- [Task brief]: Pick out all lines with the word "documents" from the records that follow.

(Records contained in a dataset)
__________

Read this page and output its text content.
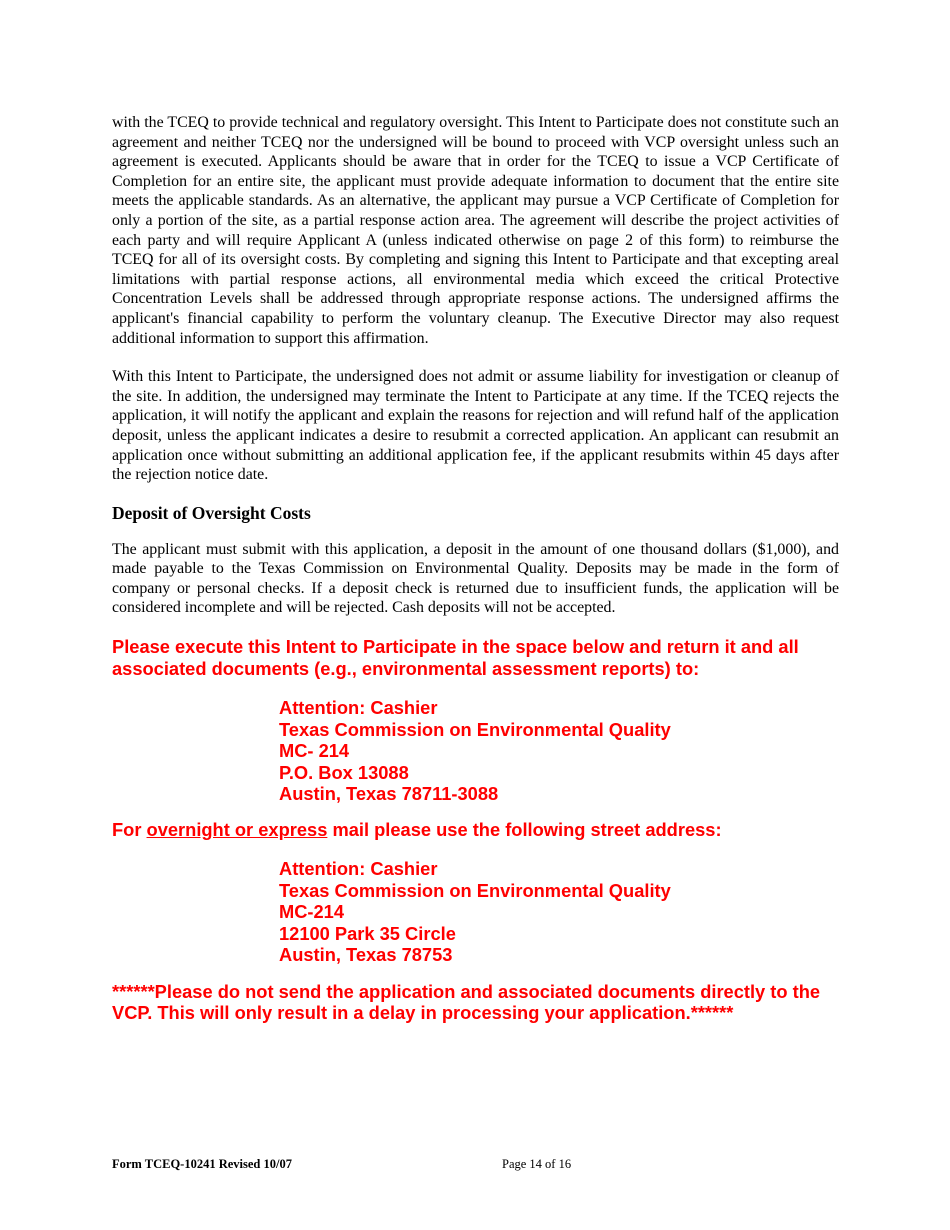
with the TCEQ to provide technical and regulatory oversight. This Intent to Participate does not constitute such an agreement and neither TCEQ nor the undersigned will be bound to proceed with VCP oversight unless such an agreement is executed. Applicants should be aware that in order for the TCEQ to issue a VCP Certificate of Completion for an entire site, the applicant must provide adequate information to document that the entire site meets the applicable standards. As an alternative, the applicant may pursue a VCP Certificate of Completion for only a portion of the site, as a partial response action area. The agreement will describe the project activities of each party and will require Applicant A (unless indicated otherwise on page 2 of this form) to reimburse the TCEQ for all of its oversight costs. By completing and signing this Intent to Participate and that excepting areal limitations with partial response actions, all environmental media which exceed the critical Protective Concentration Levels shall be addressed through appropriate response actions. The undersigned affirms the applicant's financial capability to perform the voluntary cleanup. The Executive Director may also request additional information to support this affirmation.

With this Intent to Participate, the undersigned does not admit or assume liability for investigation or cleanup of the site. In addition, the undersigned may terminate the Intent to Participate at any time. If the TCEQ rejects the application, it will notify the applicant and explain the reasons for rejection and will refund half of the application deposit, unless the applicant indicates a desire to resubmit a corrected application. An applicant can resubmit an application once without submitting an additional application fee, if the applicant resubmits within 45 days after the rejection notice date.

Deposit of Oversight Costs

The applicant must submit with this application, a deposit in the amount of one thousand dollars ($1,000), and made payable to the Texas Commission on Environmental Quality. Deposits may be made in the form of company or personal checks. If a deposit check is returned due to insufficient funds, the application will be considered incomplete and will be rejected. Cash deposits will not be accepted.

Please execute this Intent to Participate in the space below and return it and all associated documents (e.g., environmental assessment reports) to:

Attention: Cashier
Texas Commission on Environmental Quality
MC- 214
P.O. Box 13088
Austin, Texas 78711-3088

For overnight or express mail please use the following street address:

Attention: Cashier
Texas Commission on Environmental Quality
MC-214
12100 Park 35 Circle
Austin, Texas 78753

******Please do not send the application and associated documents directly to the VCP. This will only result in a delay in processing your application.******

Form TCEQ-10241 Revised 10/07	Page 14 of 16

__________

- [Exercise output]:
Please execute this Intent to Participate in the space below and return it and all associated documents (e.g., environmental assessment reports) to:
******Please do not send the application and associated documents directly to the VCP. This will only result in a delay in processing your application.******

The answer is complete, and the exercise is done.